WRITTEN PROBLEM
Without omitting anything, return the records precisely as given.

AVAILABLE RECORDS
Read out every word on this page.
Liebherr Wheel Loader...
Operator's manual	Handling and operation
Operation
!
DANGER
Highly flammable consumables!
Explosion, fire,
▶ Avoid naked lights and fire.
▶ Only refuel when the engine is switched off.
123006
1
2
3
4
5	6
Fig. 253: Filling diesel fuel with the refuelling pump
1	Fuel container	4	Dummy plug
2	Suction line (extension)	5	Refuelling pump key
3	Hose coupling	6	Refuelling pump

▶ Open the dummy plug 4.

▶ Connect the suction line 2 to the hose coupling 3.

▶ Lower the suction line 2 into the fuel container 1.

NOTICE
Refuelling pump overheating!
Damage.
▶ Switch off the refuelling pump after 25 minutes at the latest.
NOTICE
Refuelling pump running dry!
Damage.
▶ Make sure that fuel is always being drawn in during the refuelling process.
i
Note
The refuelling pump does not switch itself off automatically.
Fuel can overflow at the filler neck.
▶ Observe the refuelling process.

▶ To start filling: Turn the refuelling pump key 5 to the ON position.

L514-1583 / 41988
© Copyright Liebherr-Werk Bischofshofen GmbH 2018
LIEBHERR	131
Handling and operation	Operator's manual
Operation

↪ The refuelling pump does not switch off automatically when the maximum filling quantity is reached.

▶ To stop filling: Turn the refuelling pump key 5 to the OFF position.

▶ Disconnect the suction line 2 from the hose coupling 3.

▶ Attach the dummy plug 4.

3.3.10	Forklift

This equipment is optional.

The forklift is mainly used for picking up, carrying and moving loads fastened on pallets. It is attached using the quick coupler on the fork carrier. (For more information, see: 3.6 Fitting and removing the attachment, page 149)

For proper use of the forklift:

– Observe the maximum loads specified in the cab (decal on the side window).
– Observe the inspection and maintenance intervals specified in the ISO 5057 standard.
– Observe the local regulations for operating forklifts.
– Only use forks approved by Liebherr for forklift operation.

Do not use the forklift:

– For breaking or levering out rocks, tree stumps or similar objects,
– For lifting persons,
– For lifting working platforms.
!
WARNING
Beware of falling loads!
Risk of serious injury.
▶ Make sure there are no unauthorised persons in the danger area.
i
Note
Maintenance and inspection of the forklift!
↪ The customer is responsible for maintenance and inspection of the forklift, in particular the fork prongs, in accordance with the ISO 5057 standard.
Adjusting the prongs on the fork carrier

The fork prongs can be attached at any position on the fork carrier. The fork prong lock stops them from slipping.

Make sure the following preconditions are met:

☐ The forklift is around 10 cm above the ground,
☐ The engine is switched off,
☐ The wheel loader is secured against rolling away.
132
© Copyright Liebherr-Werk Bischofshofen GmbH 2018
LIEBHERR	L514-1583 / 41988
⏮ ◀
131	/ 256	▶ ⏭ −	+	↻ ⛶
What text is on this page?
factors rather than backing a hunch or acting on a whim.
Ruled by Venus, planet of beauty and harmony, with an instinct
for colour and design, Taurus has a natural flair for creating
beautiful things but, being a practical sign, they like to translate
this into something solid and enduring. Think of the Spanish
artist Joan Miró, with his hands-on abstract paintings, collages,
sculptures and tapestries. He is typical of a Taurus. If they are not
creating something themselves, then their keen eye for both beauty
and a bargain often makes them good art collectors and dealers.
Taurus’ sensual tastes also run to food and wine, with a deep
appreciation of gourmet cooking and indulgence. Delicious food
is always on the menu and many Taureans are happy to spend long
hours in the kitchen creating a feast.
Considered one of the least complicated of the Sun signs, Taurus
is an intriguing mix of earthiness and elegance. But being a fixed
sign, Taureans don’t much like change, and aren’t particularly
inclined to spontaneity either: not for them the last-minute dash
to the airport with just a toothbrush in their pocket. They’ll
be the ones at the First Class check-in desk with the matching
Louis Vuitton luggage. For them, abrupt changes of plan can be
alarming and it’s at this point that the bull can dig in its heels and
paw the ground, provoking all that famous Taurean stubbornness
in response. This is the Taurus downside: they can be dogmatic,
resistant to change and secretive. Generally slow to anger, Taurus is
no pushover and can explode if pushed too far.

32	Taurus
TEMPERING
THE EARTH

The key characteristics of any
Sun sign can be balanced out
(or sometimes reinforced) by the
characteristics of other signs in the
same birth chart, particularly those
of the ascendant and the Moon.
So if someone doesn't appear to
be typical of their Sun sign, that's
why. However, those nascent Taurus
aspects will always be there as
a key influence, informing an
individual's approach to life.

COMPLETE OUTPUT
Read out every word on this page.
Liebherr Wheel Loader...
Operator's manual	Handling and operation
Operation
!
DANGER
Highly flammable consumables!
Explosion, fire,
▶ Avoid naked lights and fire.
▶ Only refuel when the engine is switched off.
123006
1
2
3
4
5	6
Fig. 253: Filling diesel fuel with the refuelling pump
1	Fuel container	4	Dummy plug
2	Suction line (extension)	5	Refuelling pump key
3	Hose coupling	6	Refuelling pump

▶ Open the dummy plug 4.

▶ Connect the suction line 2 to the hose coupling 3.

▶ Lower the suction line 2 into the fuel container 1.

NOTICE
Refuelling pump overheating!
Damage.
▶ Switch off the refuelling pump after 25 minutes at the latest.
NOTICE
Refuelling pump running dry!
Damage.
▶ Make sure that fuel is always being drawn in during the refuelling process.
i
Note
The refuelling pump does not switch itself off automatically.
Fuel can overflow at the filler neck.
▶ Observe the refuelling process.

▶ To start filling: Turn the refuelling pump key 5 to the ON position.

L514-1583 / 41988
© Copyright Liebherr-Werk Bischofshofen GmbH 2018
LIEBHERR	131
Handling and operation	Operator's manual
Operation

↪ The refuelling pump does not switch off automatically when the maximum filling quantity is reached.

▶ To stop filling: Turn the refuelling pump key 5 to the OFF position.

▶ Disconnect the suction line 2 from the hose coupling 3.

▶ Attach the dummy plug 4.

3.3.10	Forklift

This equipment is optional.

The forklift is mainly used for picking up, carrying and moving loads fastened on pallets. It is attached using the quick coupler on the fork carrier. (For more information, see: 3.6 Fitting and removing the attachment, page 149)

For proper use of the forklift:

– Observe the maximum loads specified in the cab (decal on the side window).
– Observe the inspection and maintenance intervals specified in the ISO 5057 standard.
– Observe the local regulations for operating forklifts.
– Only use forks approved by Liebherr for forklift operation.

Do not use the forklift:

– For breaking or levering out rocks, tree stumps or similar objects,
– For lifting persons,
– For lifting working platforms.
!
WARNING
Beware of falling loads!
Risk of serious injury.
▶ Make sure there are no unauthorised persons in the danger area.
i
Note
Maintenance and inspection of the forklift!
↪ The customer is responsible for maintenance and inspection of the forklift, in particular the fork prongs, in accordance with the ISO 5057 standard.
Adjusting the prongs on the fork carrier

The fork prongs can be attached at any position on the fork carrier. The fork prong lock stops them from slipping.

Make sure the following preconditions are met:

☐ The forklift is around 10 cm above the ground,
☐ The engine is switched off,
☐ The wheel loader is secured against rolling away.
132
© Copyright Liebherr-Werk Bischofshofen GmbH 2018
LIEBHERR	L514-1583 / 41988
⏮ ◀
131	/ 256	▶ ⏭ −	+	↻ ⛶
What text is on this page?
factors rather than backing a hunch or acting on a whim.
Ruled by Venus, planet of beauty and harmony, with an instinct
for colour and design, Taurus has a natural flair for creating
beautiful things but, being a practical sign, they like to translate
this into something solid and enduring. Think of the Spanish
artist Joan Miró, with his hands-on abstract paintings, collages,
sculptures and tapestries. He is typical of a Taurus. If they are not
creating something themselves, then their keen eye for both beauty
and a bargain often makes them good art collectors and dealers.
Taurus’ sensual tastes also run to food and wine, with a deep
appreciation of gourmet cooking and indulgence. Delicious food
is always on the menu and many Taureans are happy to spend long
hours in the kitchen creating a feast.
Considered one of the least complicated of the Sun signs, Taurus
is an intriguing mix of earthiness and elegance. But being a fixed
sign, Taureans don’t much like change, and aren’t particularly
inclined to spontaneity either: not for them the last-minute dash
to the airport with just a toothbrush in their pocket. They’ll
be the ones at the First Class check-in desk with the matching
Louis Vuitton luggage. For them, abrupt changes of plan can be
alarming and it’s at this point that the bull can dig in its heels and
paw the ground, provoking all that famous Taurean stubbornness
in response. This is the Taurus downside: they can be dogmatic,
resistant to change and secretive. Generally slow to anger, Taurus is
no pushover and can explode if pushed too far.

32	Taurus
TEMPERING
THE EARTH

The key characteristics of any
Sun sign can be balanced out
(or sometimes reinforced) by the
characteristics of other signs in the
same birth chart, particularly those
of the ascendant and the Moon.
So if someone doesn't appear to
be typical of their Sun sign, that's
why. However, those nascent Taurus
aspects will always be there as
a key influence, informing an
individual's approach to life.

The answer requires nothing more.